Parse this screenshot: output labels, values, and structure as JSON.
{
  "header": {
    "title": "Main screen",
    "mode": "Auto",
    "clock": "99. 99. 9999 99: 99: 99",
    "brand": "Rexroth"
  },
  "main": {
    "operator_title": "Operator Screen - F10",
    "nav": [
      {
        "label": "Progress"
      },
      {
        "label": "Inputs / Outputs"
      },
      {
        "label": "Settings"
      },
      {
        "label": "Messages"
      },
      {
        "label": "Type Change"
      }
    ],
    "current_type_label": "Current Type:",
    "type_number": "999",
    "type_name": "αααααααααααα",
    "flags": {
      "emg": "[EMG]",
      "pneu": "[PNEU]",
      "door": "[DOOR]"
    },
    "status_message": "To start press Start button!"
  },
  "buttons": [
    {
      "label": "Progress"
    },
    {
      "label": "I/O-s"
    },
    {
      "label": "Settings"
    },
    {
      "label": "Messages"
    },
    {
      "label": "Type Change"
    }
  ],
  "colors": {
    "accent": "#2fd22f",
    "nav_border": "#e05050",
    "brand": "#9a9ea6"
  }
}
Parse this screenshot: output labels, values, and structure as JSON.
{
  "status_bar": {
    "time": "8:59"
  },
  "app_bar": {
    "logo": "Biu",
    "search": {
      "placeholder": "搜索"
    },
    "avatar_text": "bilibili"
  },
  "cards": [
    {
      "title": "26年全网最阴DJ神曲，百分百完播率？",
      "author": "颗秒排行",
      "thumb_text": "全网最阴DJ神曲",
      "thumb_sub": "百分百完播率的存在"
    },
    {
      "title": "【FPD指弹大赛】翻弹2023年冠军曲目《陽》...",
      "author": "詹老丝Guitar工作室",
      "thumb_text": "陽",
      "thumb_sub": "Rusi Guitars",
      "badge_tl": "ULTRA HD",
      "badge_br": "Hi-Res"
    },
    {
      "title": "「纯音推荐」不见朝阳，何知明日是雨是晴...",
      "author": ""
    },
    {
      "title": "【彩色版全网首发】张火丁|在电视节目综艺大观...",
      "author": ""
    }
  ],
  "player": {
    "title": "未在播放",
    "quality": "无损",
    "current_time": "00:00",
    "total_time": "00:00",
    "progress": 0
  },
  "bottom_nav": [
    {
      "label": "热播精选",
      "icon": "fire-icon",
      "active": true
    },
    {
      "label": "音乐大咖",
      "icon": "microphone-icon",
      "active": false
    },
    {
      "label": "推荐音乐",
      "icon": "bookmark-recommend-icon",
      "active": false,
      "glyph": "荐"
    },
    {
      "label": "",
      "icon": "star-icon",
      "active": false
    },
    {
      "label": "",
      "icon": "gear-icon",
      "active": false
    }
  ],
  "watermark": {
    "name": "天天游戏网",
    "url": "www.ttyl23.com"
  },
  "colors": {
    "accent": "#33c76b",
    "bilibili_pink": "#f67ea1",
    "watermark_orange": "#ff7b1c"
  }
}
• • •
[Work instructions]
Identify each line in the entries with the word "icon" and copy it.

[Output for this exercise]
      "icon": "fire-icon",
      "icon": "microphone-icon",
      "icon": "bookmark-recommend-icon",
      "icon": "star-icon",
      "icon": "gear-icon",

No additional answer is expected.